▼
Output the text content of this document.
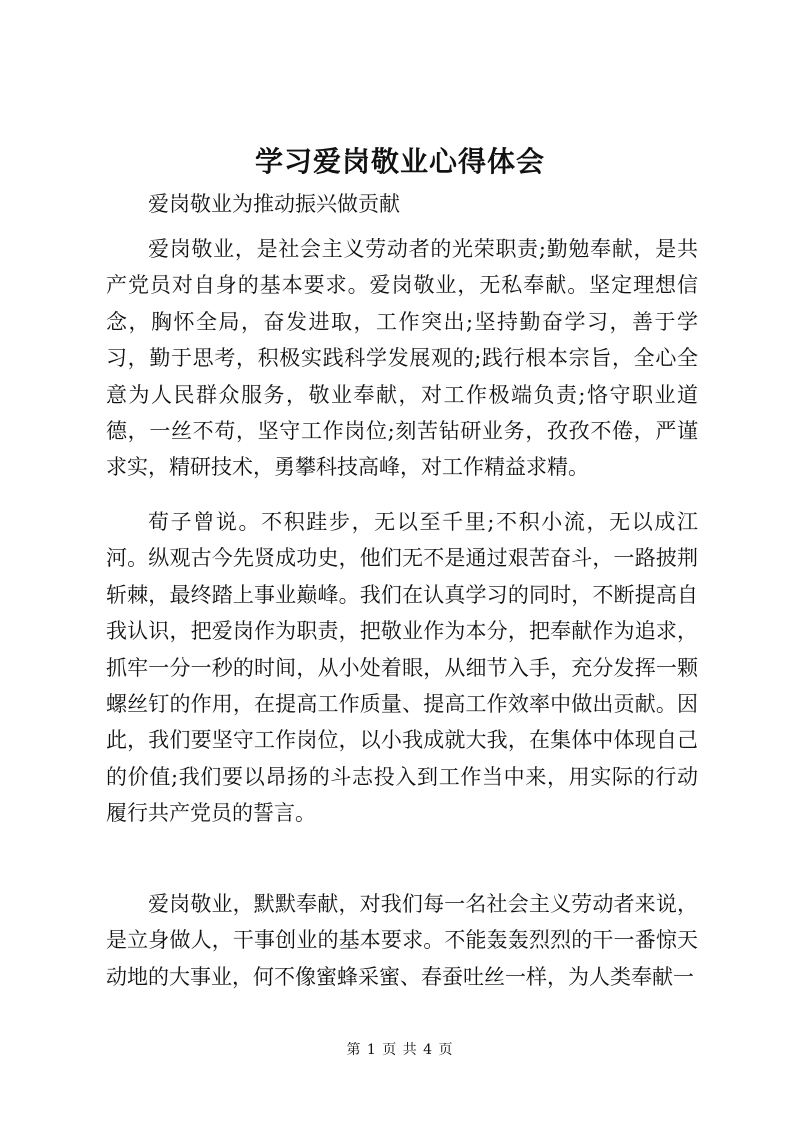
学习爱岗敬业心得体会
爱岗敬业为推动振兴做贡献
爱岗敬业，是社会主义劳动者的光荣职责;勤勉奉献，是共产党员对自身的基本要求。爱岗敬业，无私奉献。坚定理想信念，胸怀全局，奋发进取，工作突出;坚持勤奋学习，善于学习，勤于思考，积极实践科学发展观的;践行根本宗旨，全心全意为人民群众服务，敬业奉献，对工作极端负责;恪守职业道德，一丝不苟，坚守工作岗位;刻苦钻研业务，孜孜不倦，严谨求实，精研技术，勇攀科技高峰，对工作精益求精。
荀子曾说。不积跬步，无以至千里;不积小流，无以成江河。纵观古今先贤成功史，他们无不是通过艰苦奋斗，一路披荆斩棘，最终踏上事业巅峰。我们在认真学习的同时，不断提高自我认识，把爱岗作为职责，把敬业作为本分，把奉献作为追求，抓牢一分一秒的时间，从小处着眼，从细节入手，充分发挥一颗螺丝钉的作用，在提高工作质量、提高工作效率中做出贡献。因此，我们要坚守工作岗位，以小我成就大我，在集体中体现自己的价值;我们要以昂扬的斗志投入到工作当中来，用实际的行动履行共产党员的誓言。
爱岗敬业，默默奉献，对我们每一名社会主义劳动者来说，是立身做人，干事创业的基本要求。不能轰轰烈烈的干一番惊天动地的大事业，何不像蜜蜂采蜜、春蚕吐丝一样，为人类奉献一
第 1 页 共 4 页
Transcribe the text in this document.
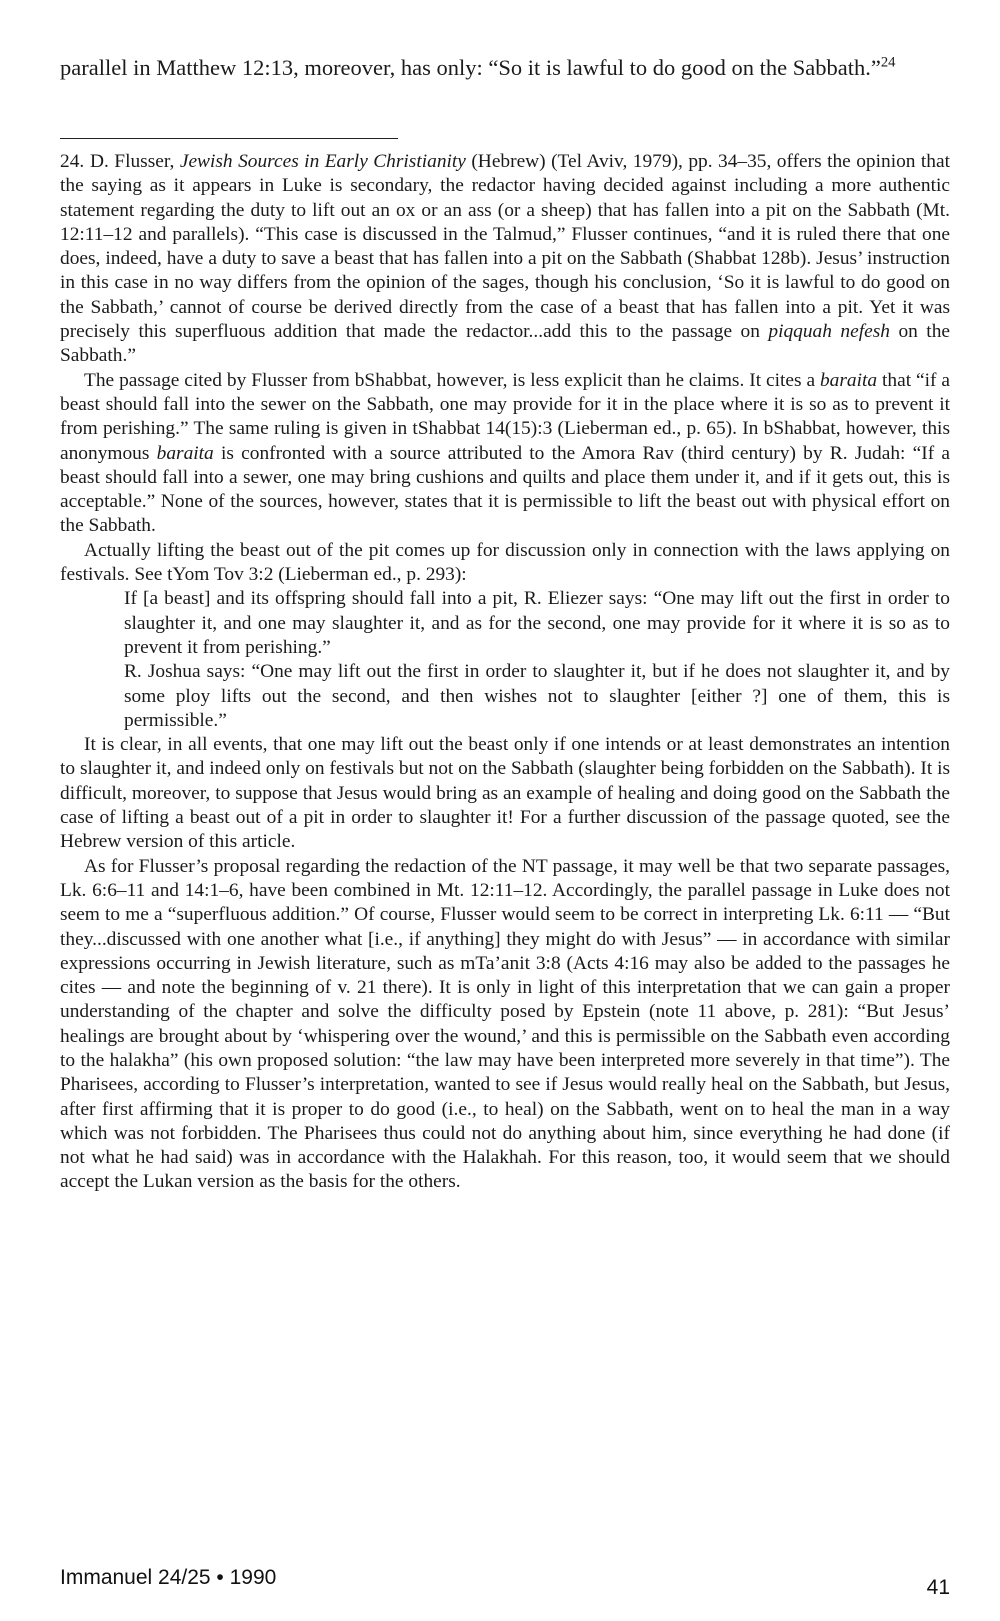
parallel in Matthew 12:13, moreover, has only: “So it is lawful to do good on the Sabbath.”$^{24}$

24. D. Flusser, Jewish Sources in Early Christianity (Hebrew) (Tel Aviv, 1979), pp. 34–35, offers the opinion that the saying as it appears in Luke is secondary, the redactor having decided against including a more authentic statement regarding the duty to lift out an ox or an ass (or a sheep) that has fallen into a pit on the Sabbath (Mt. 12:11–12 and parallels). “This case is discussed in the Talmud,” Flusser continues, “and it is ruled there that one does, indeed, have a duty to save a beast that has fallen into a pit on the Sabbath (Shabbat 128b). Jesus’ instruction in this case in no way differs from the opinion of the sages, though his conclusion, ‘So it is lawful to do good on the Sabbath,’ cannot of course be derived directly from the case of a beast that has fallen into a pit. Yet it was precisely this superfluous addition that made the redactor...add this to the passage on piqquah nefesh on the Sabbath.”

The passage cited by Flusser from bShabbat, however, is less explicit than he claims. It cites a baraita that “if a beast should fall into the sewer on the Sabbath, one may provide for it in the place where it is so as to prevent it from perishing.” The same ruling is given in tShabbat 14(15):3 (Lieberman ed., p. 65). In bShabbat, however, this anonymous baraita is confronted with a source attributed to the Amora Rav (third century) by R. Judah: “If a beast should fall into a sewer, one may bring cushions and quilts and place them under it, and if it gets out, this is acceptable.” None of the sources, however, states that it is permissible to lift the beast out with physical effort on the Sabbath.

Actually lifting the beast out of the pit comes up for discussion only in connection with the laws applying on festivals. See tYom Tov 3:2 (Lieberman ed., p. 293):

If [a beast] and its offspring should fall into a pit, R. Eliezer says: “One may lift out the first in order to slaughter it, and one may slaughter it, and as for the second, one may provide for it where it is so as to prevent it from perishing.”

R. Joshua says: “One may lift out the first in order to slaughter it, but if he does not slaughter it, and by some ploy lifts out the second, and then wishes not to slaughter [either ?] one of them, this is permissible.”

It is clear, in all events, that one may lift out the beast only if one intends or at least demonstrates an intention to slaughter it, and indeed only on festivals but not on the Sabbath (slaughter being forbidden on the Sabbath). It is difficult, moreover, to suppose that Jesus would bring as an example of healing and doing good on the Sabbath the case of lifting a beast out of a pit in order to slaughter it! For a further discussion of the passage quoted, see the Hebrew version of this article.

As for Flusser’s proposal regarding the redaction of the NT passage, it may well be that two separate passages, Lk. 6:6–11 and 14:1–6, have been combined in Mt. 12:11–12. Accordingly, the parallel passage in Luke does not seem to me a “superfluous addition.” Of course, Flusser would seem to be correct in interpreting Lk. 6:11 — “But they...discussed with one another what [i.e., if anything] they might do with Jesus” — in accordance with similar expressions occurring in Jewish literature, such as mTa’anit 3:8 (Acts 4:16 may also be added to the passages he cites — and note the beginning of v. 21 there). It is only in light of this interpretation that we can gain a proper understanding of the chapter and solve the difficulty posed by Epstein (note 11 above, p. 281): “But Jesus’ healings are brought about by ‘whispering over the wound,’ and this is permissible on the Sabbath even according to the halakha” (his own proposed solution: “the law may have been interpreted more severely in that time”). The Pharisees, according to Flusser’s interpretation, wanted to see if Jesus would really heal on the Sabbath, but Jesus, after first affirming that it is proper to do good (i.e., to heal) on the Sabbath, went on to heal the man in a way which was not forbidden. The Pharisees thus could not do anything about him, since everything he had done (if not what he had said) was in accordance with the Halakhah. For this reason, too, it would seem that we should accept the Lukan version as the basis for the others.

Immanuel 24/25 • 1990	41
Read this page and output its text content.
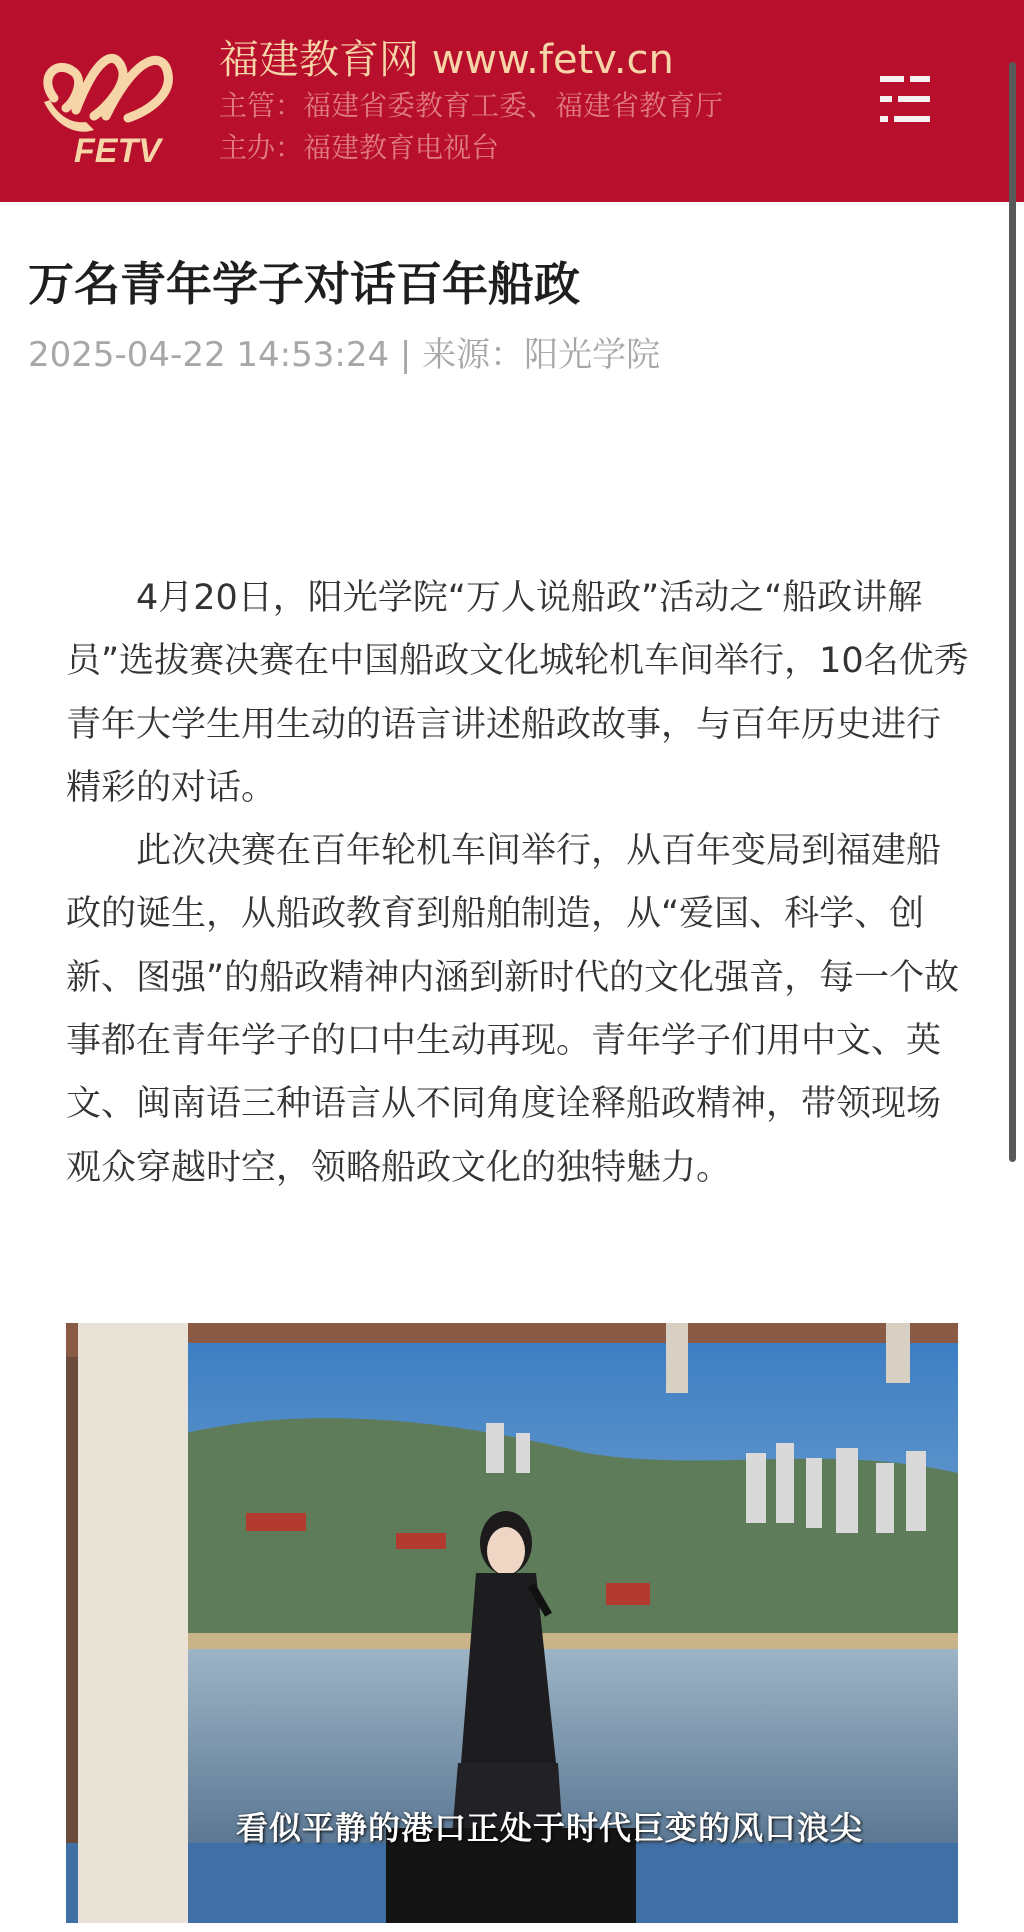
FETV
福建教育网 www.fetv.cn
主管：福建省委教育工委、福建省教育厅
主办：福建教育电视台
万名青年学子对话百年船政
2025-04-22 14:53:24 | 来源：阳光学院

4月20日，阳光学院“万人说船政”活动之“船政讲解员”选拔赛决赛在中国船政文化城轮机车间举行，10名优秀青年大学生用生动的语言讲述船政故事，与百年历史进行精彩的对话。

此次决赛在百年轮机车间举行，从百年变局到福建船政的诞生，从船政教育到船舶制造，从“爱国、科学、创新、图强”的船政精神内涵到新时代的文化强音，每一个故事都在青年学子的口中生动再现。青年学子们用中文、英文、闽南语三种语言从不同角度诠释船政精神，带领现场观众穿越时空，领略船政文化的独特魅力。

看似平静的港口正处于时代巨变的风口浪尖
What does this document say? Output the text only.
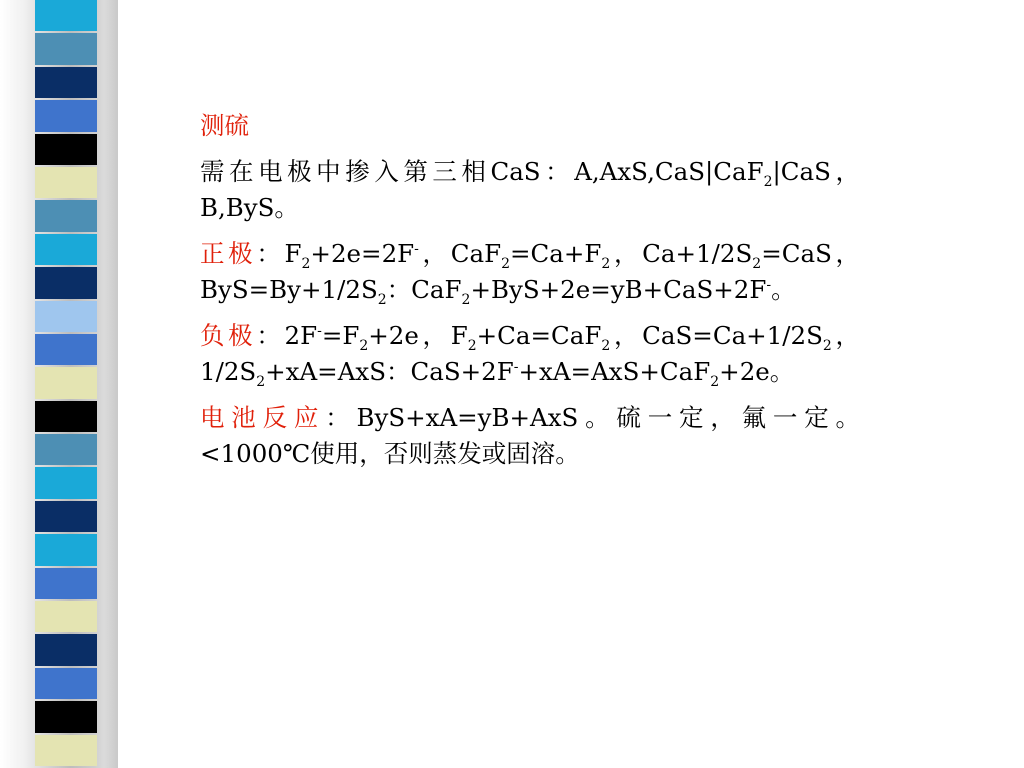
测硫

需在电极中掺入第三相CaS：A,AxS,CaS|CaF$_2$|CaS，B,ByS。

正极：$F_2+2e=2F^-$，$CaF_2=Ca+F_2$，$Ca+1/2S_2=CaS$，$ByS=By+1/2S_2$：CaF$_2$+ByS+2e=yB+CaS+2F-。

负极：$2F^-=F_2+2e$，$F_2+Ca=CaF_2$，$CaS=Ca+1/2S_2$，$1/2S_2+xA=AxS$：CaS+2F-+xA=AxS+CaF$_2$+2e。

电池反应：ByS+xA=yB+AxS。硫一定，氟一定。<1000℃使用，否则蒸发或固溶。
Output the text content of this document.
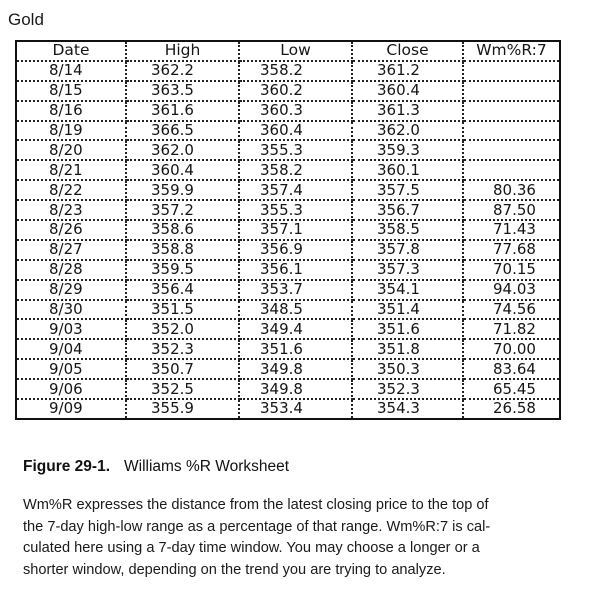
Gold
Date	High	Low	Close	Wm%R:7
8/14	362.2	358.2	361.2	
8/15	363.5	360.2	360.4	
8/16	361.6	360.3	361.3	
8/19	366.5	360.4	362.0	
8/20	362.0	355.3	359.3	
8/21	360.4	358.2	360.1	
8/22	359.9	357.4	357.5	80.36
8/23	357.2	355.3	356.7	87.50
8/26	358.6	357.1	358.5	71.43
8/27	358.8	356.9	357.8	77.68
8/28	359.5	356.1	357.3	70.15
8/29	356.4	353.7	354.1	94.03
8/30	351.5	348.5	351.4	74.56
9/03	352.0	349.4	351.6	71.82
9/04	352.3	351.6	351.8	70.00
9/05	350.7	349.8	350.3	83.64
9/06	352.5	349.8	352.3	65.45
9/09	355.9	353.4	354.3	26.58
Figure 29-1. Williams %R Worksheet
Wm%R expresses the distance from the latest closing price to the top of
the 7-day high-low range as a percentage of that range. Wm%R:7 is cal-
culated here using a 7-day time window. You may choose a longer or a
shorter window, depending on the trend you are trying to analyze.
▲
Exercise details ::
From the data above, work out how many lines hold "perishing". Answer with the number alone.

Output of the exercise ::
2